====== Listed entries ======

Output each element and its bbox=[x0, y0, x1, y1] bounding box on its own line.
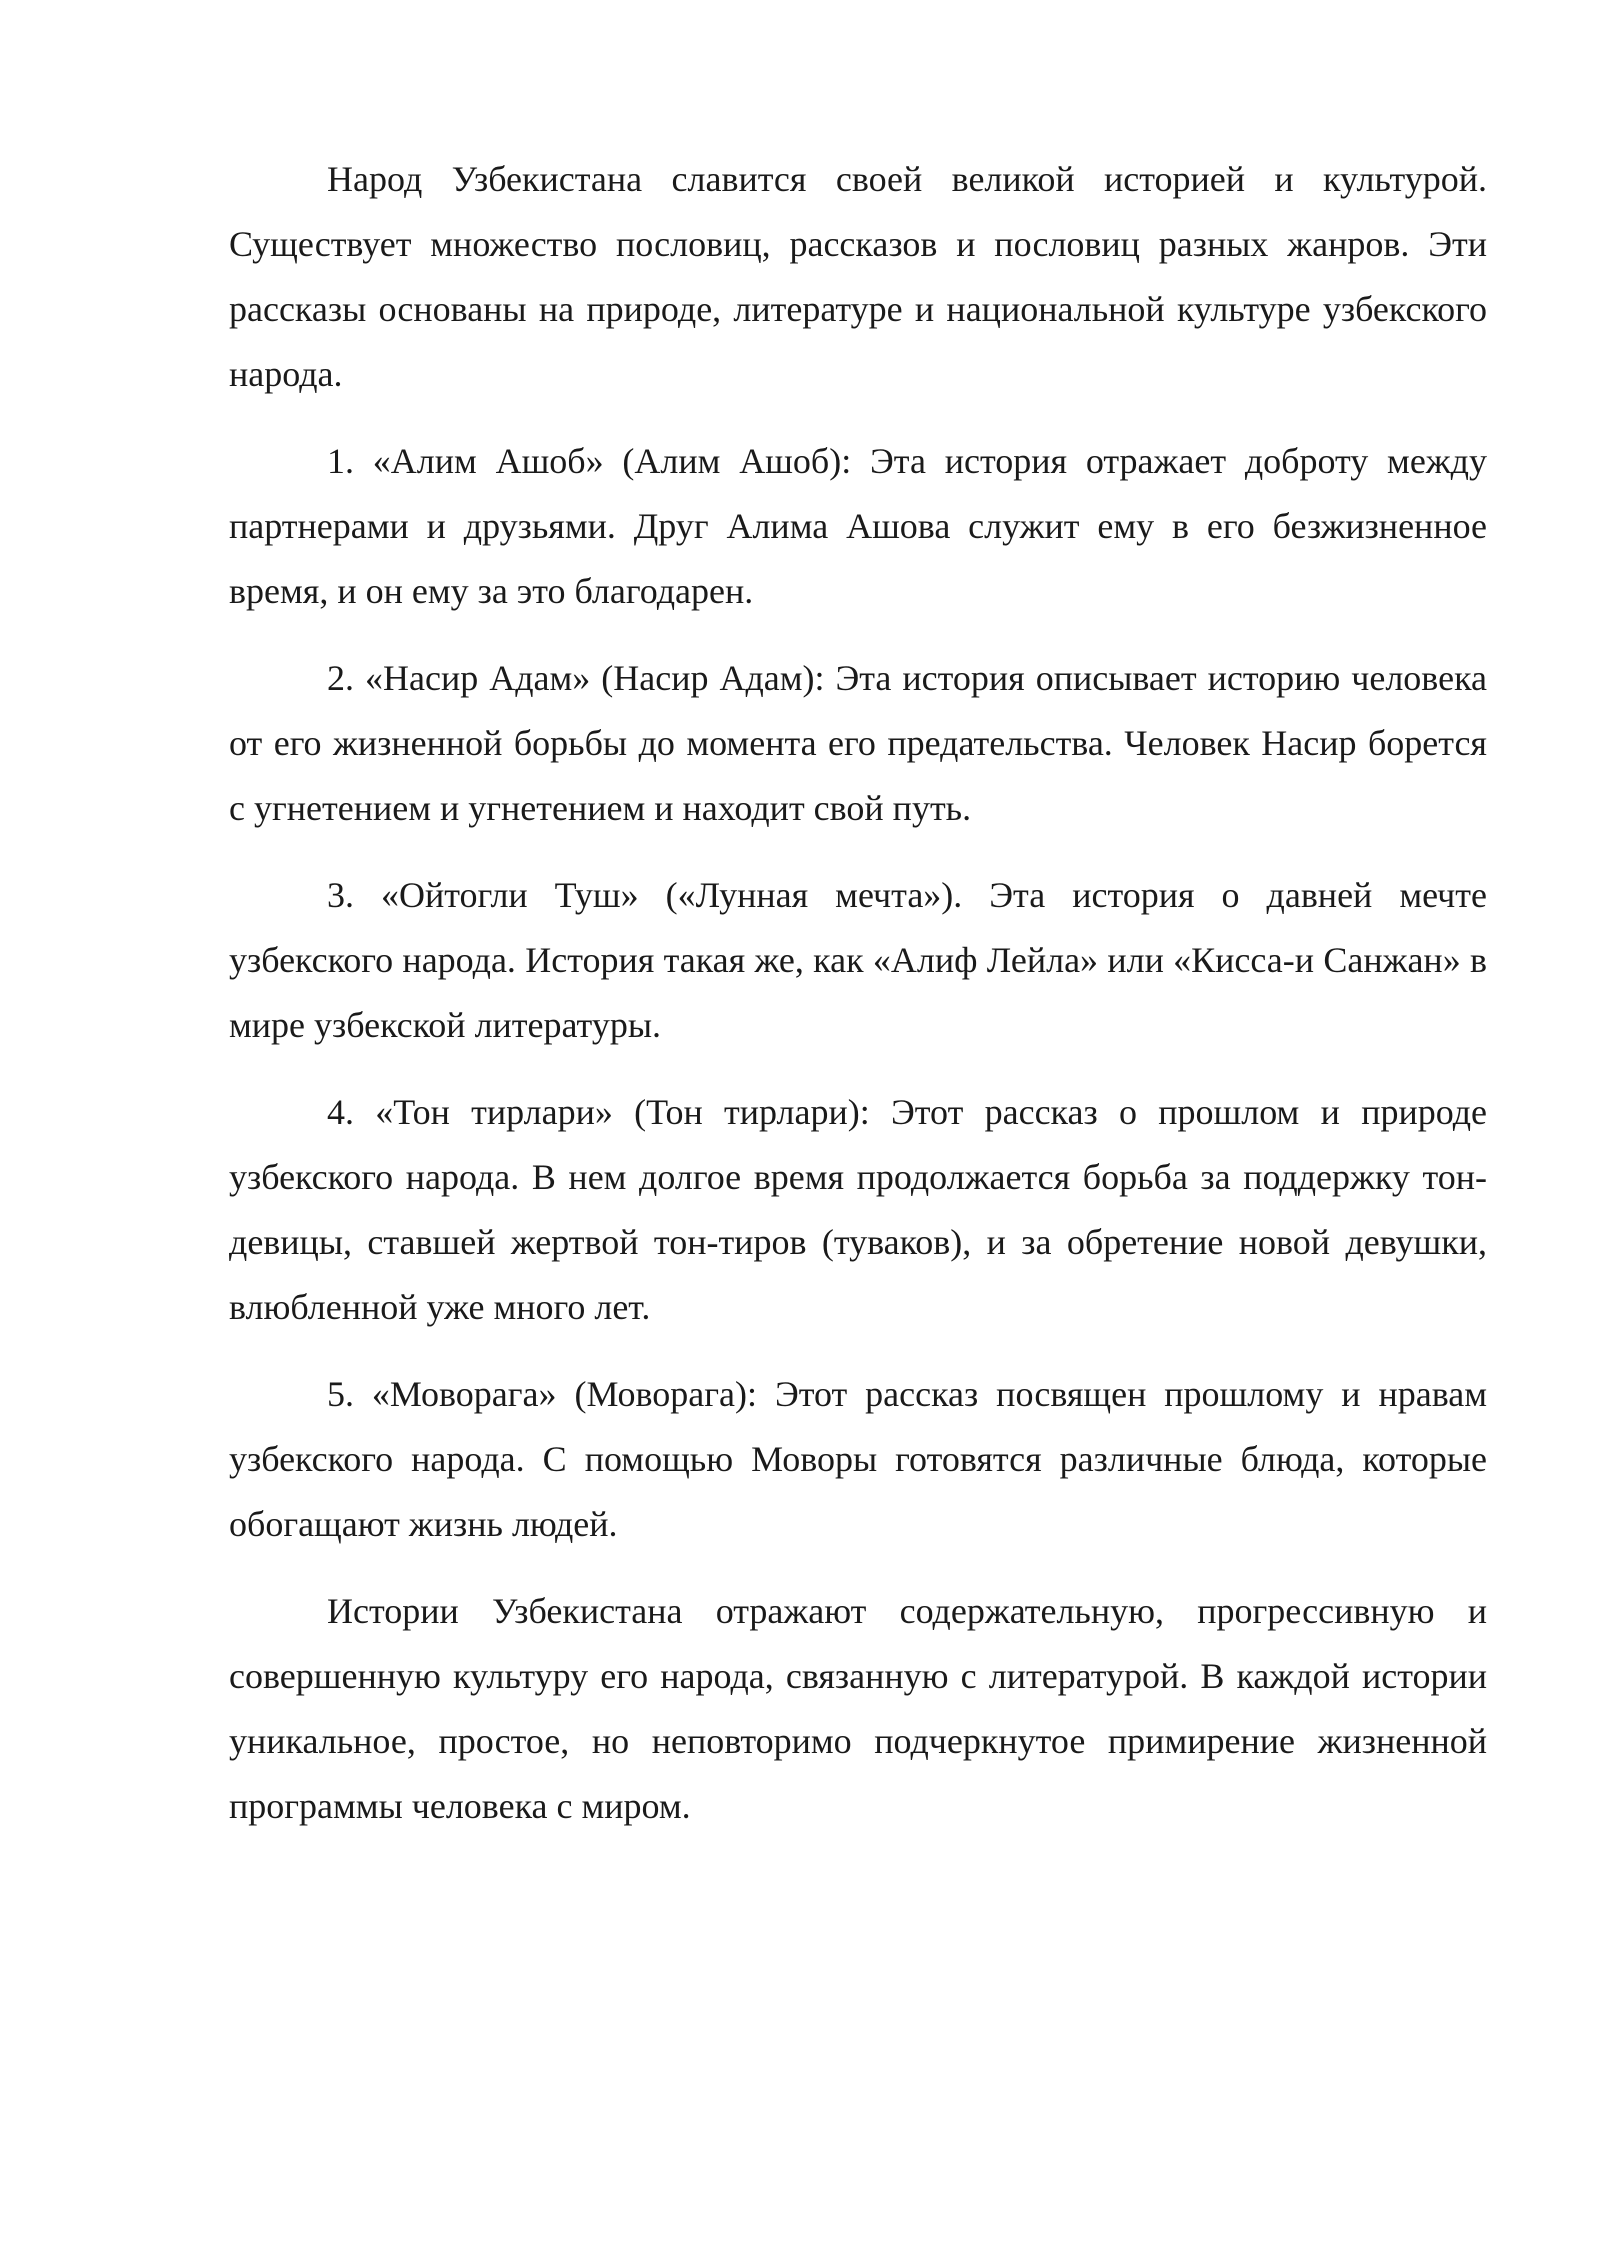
list-item-5-paragraph: 5. «Моворага» (Моворага): Этот рассказ посвящен прошлому и нравам узбекского народа. С помощью Моворы готовятся различные блюда, которые обогащают жизнь людей. bbox=[229, 1374, 1487, 1544]
list-item-4-paragraph: 4. «Тон тирлари» (Тон тирлари): Этот рассказ о прошлом и природе узбекского народа. В нем долгое время продолжается борьба за поддержку тон-девицы, ставшей жертвой тон-тиров (туваков), и за обретение новой девушки, влюбленной уже много лет. bbox=[229, 1092, 1487, 1327]
list-item-3-paragraph: 3. «Ойтогли Туш» («Лунная мечта»). Эта история о давней мечте узбекского народа. История такая же, как «Алиф Лейла» или «Кисса-и Санжан» в мире узбекской литературы. bbox=[229, 875, 1487, 1045]
list-item-1-paragraph: 1. «Алим Ашоб» (Алим Ашоб): Эта история отражает доброту между партнерами и друзьями. Друг Алима Ашова служит ему в его безжизненное время, и он ему за это благодарен. bbox=[229, 441, 1487, 611]
intro-paragraph: Народ Узбекистана славится своей великой историей и культурой. Существует множество пословиц, рассказов и пословиц разных жанров. Эти рассказы основаны на природе, литературе и национальной культуре узбекского народа. bbox=[229, 159, 1487, 394]
list-item-2-paragraph: 2. «Насир Адам» (Насир Адам): Эта история описывает историю человека от его жизненной борьбы до момента его предательства. Человек Насир борется с угнетением и угнетением и находит свой путь. bbox=[229, 658, 1487, 828]
document-body bbox=[229, 147, 1487, 1861]
conclusion-paragraph: Истории Узбекистана отражают содержательную, прогрессивную и совершенную культуру его народа, связанную с литературой. В каждой истории уникальное, простое, но неповторимо подчеркнутое примирение жизненной программы человека с миром. bbox=[229, 1591, 1487, 1826]
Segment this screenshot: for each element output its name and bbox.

======

■ Direction:
Copy every line of the records above exactly, leaving out the pictures.

■ Task result:
Output each element and its bbox=[x0, y0, x1, y1] bounding box on its own line.
list-item-5-paragraph: 5. «Моворага» (Моворага): Этот рассказ посвящен прошлому и нравам узбекского народа. С помощью Моворы готовятся различные блюда, которые обогащают жизнь людей. bbox=[229, 1374, 1487, 1544]
list-item-4-paragraph: 4. «Тон тирлари» (Тон тирлари): Этот рассказ о прошлом и природе узбекского народа. В нем долгое время продолжается борьба за поддержку тон-девицы, ставшей жертвой тон-тиров (туваков), и за обретение новой девушки, влюбленной уже много лет. bbox=[229, 1092, 1487, 1327]
list-item-3-paragraph: 3. «Ойтогли Туш» («Лунная мечта»). Эта история о давней мечте узбекского народа. История такая же, как «Алиф Лейла» или «Кисса-и Санжан» в мире узбекской литературы. bbox=[229, 875, 1487, 1045]
list-item-1-paragraph: 1. «Алим Ашоб» (Алим Ашоб): Эта история отражает доброту между партнерами и друзьями. Друг Алима Ашова служит ему в его безжизненное время, и он ему за это благодарен. bbox=[229, 441, 1487, 611]
intro-paragraph: Народ Узбекистана славится своей великой историей и культурой. Существует множество пословиц, рассказов и пословиц разных жанров. Эти рассказы основаны на природе, литературе и национальной культуре узбекского народа. bbox=[229, 159, 1487, 394]
list-item-2-paragraph: 2. «Насир Адам» (Насир Адам): Эта история описывает историю человека от его жизненной борьбы до момента его предательства. Человек Насир борется с угнетением и угнетением и находит свой путь. bbox=[229, 658, 1487, 828]
document-body bbox=[229, 147, 1487, 1861]
conclusion-paragraph: Истории Узбекистана отражают содержательную, прогрессивную и совершенную культуру его народа, связанную с литературой. В каждой истории уникальное, простое, но неповторимо подчеркнутое примирение жизненной программы человека с миром. bbox=[229, 1591, 1487, 1826]
Segment this screenshot: for each element output its name and bbox.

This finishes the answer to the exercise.